START Data supplied
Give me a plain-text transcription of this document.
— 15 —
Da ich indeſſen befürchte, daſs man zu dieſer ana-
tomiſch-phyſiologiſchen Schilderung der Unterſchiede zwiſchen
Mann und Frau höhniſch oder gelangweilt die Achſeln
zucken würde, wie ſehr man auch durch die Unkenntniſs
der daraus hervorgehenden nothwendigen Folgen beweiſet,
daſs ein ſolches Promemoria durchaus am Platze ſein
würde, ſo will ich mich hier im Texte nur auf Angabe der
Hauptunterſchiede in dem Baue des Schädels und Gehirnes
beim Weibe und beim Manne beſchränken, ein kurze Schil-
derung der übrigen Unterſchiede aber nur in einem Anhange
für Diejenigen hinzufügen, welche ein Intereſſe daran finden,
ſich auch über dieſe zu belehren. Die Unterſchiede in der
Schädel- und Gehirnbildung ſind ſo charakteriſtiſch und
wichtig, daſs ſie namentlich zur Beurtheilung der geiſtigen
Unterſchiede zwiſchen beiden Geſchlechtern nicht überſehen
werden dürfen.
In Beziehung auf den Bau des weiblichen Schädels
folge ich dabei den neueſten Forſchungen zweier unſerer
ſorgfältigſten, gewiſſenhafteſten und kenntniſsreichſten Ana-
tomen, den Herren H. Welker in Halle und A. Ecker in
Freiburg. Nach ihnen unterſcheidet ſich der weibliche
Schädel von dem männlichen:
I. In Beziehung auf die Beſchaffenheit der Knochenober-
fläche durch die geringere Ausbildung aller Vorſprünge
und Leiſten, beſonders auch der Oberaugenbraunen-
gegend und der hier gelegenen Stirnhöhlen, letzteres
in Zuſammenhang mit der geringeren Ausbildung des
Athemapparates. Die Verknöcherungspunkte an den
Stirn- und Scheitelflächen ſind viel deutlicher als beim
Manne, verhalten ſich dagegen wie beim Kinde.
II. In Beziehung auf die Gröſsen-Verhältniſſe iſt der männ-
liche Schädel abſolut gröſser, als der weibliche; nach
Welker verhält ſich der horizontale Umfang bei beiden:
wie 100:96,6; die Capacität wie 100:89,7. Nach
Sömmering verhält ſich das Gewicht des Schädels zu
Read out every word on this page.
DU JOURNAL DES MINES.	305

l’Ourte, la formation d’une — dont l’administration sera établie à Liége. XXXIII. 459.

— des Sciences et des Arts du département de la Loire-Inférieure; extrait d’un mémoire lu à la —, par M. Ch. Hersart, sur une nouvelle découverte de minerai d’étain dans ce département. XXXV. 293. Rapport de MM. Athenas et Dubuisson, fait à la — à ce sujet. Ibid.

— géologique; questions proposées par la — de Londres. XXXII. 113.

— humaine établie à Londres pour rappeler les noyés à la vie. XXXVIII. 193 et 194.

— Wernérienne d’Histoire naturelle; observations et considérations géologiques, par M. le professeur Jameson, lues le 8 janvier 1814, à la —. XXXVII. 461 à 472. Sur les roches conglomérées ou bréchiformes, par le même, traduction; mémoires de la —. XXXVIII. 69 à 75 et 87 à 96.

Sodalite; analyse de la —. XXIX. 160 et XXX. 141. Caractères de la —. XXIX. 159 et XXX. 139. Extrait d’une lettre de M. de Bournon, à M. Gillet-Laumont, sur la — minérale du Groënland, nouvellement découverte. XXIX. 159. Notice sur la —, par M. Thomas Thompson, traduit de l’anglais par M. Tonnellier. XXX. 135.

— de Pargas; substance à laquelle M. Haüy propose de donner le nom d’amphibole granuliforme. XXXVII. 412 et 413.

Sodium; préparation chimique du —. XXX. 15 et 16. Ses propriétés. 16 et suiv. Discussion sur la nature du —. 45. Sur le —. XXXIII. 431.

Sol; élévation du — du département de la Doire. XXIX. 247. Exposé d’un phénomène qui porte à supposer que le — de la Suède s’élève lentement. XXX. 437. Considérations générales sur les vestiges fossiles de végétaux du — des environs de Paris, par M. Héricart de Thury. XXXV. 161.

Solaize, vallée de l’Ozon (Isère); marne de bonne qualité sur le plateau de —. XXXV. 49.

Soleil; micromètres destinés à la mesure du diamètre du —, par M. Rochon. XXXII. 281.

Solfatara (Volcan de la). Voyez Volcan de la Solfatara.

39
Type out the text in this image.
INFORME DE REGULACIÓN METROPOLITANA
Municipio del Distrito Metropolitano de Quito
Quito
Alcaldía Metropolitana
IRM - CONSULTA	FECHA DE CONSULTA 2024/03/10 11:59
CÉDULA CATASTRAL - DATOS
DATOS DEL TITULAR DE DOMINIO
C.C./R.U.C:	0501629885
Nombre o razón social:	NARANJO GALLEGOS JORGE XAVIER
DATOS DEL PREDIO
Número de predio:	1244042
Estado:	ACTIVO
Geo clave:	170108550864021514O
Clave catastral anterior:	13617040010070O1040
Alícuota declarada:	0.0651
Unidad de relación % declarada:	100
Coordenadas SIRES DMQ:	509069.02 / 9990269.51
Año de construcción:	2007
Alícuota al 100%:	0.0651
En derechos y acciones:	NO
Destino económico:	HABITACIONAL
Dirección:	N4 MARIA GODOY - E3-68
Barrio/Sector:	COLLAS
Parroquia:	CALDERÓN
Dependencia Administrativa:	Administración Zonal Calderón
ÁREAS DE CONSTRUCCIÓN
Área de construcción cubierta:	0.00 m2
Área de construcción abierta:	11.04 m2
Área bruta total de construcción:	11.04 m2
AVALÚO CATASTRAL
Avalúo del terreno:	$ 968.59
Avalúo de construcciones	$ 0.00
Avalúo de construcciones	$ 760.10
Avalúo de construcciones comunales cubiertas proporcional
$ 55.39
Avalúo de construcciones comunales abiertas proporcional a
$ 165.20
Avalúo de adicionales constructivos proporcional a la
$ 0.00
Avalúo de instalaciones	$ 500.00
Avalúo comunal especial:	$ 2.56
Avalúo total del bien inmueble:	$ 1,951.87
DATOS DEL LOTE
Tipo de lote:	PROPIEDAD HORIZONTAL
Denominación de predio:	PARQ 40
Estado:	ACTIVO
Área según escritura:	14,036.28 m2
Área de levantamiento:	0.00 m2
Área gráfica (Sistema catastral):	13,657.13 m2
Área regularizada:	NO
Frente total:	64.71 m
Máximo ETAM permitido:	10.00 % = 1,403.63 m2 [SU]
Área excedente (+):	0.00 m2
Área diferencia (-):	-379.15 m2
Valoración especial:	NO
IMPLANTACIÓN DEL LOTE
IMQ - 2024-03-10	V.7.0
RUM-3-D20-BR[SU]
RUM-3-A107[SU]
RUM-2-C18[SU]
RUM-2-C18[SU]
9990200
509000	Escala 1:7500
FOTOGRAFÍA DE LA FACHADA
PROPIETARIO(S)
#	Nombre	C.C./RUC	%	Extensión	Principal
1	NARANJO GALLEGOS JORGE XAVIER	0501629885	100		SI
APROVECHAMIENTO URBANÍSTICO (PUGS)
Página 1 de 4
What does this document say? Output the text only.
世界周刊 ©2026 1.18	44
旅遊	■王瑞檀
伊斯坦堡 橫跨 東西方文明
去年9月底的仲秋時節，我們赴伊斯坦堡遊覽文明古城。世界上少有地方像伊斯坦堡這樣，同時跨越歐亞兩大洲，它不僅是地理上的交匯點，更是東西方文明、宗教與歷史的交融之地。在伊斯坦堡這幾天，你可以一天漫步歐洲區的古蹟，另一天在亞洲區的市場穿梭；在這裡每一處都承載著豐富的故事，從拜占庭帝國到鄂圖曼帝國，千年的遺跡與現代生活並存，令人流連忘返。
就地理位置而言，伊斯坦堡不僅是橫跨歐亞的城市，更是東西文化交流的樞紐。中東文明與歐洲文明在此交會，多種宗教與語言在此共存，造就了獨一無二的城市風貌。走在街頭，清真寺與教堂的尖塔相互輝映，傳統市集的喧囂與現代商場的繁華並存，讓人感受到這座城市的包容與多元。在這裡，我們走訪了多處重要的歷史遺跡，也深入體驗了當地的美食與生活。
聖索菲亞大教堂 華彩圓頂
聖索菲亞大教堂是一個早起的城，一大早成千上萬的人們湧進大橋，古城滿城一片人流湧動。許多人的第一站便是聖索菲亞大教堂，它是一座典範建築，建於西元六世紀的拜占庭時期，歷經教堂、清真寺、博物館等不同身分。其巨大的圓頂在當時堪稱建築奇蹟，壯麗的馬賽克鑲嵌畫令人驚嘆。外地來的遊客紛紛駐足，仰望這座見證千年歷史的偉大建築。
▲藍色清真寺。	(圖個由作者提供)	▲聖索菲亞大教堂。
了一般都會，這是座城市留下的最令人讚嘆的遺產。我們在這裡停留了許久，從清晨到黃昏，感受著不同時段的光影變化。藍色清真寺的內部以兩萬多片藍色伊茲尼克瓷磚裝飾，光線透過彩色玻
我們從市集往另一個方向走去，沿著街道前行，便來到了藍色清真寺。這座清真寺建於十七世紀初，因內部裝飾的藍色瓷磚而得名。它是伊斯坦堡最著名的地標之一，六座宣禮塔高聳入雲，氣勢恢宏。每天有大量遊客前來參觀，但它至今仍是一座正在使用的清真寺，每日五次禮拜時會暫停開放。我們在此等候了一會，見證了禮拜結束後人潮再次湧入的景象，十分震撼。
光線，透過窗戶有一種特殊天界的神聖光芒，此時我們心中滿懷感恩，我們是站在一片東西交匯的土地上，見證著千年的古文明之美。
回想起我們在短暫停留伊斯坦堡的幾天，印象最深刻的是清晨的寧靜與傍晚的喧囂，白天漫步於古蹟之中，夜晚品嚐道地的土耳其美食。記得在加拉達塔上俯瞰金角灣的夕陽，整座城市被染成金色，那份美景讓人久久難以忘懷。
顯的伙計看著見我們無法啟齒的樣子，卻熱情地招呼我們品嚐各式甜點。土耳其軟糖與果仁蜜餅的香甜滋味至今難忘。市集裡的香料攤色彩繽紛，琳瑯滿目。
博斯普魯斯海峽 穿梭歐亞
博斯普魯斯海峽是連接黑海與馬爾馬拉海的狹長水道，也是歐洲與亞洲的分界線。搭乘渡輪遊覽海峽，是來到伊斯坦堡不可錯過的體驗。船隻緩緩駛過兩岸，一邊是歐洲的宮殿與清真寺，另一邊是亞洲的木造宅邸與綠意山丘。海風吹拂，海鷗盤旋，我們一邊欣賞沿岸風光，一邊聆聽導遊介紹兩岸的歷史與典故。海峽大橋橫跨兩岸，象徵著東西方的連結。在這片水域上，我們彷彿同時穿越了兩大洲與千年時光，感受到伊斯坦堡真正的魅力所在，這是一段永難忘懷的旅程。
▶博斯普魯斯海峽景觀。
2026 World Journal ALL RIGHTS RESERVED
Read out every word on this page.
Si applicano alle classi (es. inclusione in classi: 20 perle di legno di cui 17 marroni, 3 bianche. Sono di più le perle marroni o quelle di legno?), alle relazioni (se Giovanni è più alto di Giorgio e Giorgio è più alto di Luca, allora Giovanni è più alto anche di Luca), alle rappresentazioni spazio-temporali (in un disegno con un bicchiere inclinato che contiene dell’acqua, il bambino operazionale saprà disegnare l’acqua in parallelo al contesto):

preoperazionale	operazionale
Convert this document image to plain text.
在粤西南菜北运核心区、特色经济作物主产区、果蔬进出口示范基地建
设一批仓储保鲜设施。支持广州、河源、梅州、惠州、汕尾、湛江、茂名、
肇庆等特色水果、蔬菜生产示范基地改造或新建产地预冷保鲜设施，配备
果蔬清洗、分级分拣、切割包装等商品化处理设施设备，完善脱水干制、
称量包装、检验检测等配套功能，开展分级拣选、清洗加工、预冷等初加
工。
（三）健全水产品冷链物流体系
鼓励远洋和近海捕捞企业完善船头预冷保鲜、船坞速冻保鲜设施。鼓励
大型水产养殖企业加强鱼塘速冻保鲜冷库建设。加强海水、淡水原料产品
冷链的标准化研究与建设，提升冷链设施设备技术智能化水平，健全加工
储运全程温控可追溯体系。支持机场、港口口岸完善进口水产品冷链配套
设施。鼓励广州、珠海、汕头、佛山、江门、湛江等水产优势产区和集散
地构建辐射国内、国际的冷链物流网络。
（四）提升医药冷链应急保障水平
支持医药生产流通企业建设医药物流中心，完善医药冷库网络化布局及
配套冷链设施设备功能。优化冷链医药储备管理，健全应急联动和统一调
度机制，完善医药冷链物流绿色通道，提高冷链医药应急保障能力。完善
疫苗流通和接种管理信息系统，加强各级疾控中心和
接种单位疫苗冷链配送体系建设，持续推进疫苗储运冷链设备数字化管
END Data supplied
◆ **Required work**: Gather all the lines that include the word "département" and copy them out.

◆ **Answer to this task**:
— des Sciences et des Arts du département de la Loire-Inférieure; extrait d’un mémoire lu à la —, par M. Ch. Hersart, sur une nouvelle découverte de minerai d’étain dans ce département. XXXV. 293. Rapport de MM. Athenas et Dubuisson, fait à la — à ce sujet. Ibid.
Sol; élévation du — du département de la Doire. XXIX. 247. Exposé d’un phénomène qui porte à supposer que le — de la Suède s’élève lentement. XXX. 437. Considérations générales sur les vestiges fossiles de végétaux du — des environs de Paris, par M. Héricart de Thury. XXXV. 161.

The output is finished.